-- Instruction --
Extract the full set of records that follows, word for word.

-- Entries shown --
----------------
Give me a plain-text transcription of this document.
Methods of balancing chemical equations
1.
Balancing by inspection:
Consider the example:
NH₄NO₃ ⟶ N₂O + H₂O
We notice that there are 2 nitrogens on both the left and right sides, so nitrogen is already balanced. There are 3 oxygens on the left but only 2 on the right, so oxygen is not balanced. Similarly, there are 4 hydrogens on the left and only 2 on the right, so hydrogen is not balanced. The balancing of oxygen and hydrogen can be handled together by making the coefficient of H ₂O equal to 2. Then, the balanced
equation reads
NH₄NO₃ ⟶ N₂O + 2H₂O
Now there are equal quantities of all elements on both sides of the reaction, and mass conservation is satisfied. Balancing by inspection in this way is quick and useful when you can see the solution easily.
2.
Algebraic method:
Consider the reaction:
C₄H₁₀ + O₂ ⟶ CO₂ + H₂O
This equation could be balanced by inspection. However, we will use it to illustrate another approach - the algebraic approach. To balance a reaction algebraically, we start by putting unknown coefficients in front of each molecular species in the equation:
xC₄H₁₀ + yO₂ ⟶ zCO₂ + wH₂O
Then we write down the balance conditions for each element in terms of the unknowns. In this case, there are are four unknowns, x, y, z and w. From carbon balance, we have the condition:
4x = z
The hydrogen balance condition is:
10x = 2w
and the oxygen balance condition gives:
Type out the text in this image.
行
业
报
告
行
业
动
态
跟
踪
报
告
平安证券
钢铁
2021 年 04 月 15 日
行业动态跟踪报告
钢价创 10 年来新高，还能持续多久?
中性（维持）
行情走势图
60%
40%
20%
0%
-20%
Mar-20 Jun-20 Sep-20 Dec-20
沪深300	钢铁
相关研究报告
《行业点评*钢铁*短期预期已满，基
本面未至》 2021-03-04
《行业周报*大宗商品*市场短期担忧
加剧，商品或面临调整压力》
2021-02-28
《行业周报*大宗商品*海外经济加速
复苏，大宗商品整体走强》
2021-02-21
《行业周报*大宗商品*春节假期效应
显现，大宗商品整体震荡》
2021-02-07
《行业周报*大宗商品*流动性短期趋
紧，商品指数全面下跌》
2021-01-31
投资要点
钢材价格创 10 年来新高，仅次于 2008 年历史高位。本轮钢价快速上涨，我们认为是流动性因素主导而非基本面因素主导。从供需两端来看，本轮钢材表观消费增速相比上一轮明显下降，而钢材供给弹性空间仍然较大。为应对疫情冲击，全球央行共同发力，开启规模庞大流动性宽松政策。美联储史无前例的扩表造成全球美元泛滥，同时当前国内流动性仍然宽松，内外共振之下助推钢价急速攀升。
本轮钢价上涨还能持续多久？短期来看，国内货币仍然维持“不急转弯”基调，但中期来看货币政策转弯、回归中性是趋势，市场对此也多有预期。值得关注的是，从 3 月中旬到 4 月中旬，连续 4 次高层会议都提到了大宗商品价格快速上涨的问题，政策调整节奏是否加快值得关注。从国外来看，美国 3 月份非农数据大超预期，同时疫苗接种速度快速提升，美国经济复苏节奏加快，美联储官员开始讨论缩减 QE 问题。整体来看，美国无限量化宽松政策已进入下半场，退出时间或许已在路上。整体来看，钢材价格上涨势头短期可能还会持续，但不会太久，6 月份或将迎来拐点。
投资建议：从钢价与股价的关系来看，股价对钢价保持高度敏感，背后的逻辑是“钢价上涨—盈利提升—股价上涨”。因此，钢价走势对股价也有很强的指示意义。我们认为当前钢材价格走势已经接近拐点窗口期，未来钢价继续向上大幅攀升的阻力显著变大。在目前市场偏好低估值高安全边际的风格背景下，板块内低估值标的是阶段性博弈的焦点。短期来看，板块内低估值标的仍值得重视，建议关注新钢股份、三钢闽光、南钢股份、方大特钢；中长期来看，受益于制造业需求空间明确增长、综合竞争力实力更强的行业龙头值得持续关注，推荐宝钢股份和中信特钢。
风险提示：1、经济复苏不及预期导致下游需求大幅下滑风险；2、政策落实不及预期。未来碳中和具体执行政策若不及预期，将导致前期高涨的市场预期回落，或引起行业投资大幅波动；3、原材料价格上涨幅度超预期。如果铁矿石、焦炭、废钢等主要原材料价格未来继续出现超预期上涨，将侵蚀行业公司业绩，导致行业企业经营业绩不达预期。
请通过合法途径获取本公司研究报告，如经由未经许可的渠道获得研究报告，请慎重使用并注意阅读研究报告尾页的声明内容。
----------------
-- Answer for this exercise --
Give me a plain-text transcription of this document.
Methods of balancing chemical equations
1.
Balancing by inspection:
Consider the example:
NH₄NO₃ ⟶ N₂O + H₂O
We notice that there are 2 nitrogens on both the left and right sides, so nitrogen is already balanced. There are 3 oxygens on the left but only 2 on the right, so oxygen is not balanced. Similarly, there are 4 hydrogens on the left and only 2 on the right, so hydrogen is not balanced. The balancing of oxygen and hydrogen can be handled together by making the coefficient of H ₂O equal to 2. Then, the balanced
equation reads
NH₄NO₃ ⟶ N₂O + 2H₂O
Now there are equal quantities of all elements on both sides of the reaction, and mass conservation is satisfied. Balancing by inspection in this way is quick and useful when you can see the solution easily.
2.
Algebraic method:
Consider the reaction:
C₄H₁₀ + O₂ ⟶ CO₂ + H₂O
This equation could be balanced by inspection. However, we will use it to illustrate another approach - the algebraic approach. To balance a reaction algebraically, we start by putting unknown coefficients in front of each molecular species in the equation:
xC₄H₁₀ + yO₂ ⟶ zCO₂ + wH₂O
Then we write down the balance conditions for each element in terms of the unknowns. In this case, there are are four unknowns, x, y, z and w. From carbon balance, we have the condition:
4x = z
The hydrogen balance condition is:
10x = 2w
and the oxygen balance condition gives:
Type out the text in this image.
行
业
报
告
行
业
动
态
跟
踪
报
告
平安证券
钢铁
2021 年 04 月 15 日
行业动态跟踪报告
钢价创 10 年来新高，还能持续多久?
中性（维持）
行情走势图
60%
40%
20%
0%
-20%
Mar-20 Jun-20 Sep-20 Dec-20
沪深300	钢铁
相关研究报告
《行业点评*钢铁*短期预期已满，基
本面未至》 2021-03-04
《行业周报*大宗商品*市场短期担忧
加剧，商品或面临调整压力》
2021-02-28
《行业周报*大宗商品*海外经济加速
复苏，大宗商品整体走强》
2021-02-21
《行业周报*大宗商品*春节假期效应
显现，大宗商品整体震荡》
2021-02-07
《行业周报*大宗商品*流动性短期趋
紧，商品指数全面下跌》
2021-01-31
投资要点
钢材价格创 10 年来新高，仅次于 2008 年历史高位。本轮钢价快速上涨，我们认为是流动性因素主导而非基本面因素主导。从供需两端来看，本轮钢材表观消费增速相比上一轮明显下降，而钢材供给弹性空间仍然较大。为应对疫情冲击，全球央行共同发力，开启规模庞大流动性宽松政策。美联储史无前例的扩表造成全球美元泛滥，同时当前国内流动性仍然宽松，内外共振之下助推钢价急速攀升。
本轮钢价上涨还能持续多久？短期来看，国内货币仍然维持“不急转弯”基调，但中期来看货币政策转弯、回归中性是趋势，市场对此也多有预期。值得关注的是，从 3 月中旬到 4 月中旬，连续 4 次高层会议都提到了大宗商品价格快速上涨的问题，政策调整节奏是否加快值得关注。从国外来看，美国 3 月份非农数据大超预期，同时疫苗接种速度快速提升，美国经济复苏节奏加快，美联储官员开始讨论缩减 QE 问题。整体来看，美国无限量化宽松政策已进入下半场，退出时间或许已在路上。整体来看，钢材价格上涨势头短期可能还会持续，但不会太久，6 月份或将迎来拐点。
投资建议：从钢价与股价的关系来看，股价对钢价保持高度敏感，背后的逻辑是“钢价上涨—盈利提升—股价上涨”。因此，钢价走势对股价也有很强的指示意义。我们认为当前钢材价格走势已经接近拐点窗口期，未来钢价继续向上大幅攀升的阻力显著变大。在目前市场偏好低估值高安全边际的风格背景下，板块内低估值标的是阶段性博弈的焦点。短期来看，板块内低估值标的仍值得重视，建议关注新钢股份、三钢闽光、南钢股份、方大特钢；中长期来看，受益于制造业需求空间明确增长、综合竞争力实力更强的行业龙头值得持续关注，推荐宝钢股份和中信特钢。
风险提示：1、经济复苏不及预期导致下游需求大幅下滑风险；2、政策落实不及预期。未来碳中和具体执行政策若不及预期，将导致前期高涨的市场预期回落，或引起行业投资大幅波动；3、原材料价格上涨幅度超预期。如果铁矿石、焦炭、废钢等主要原材料价格未来继续出现超预期上涨，将侵蚀行业公司业绩，导致行业企业经营业绩不达预期。
请通过合法途径获取本公司研究报告，如经由未经许可的渠道获得研究报告，请慎重使用并注意阅读研究报告尾页的声明内容。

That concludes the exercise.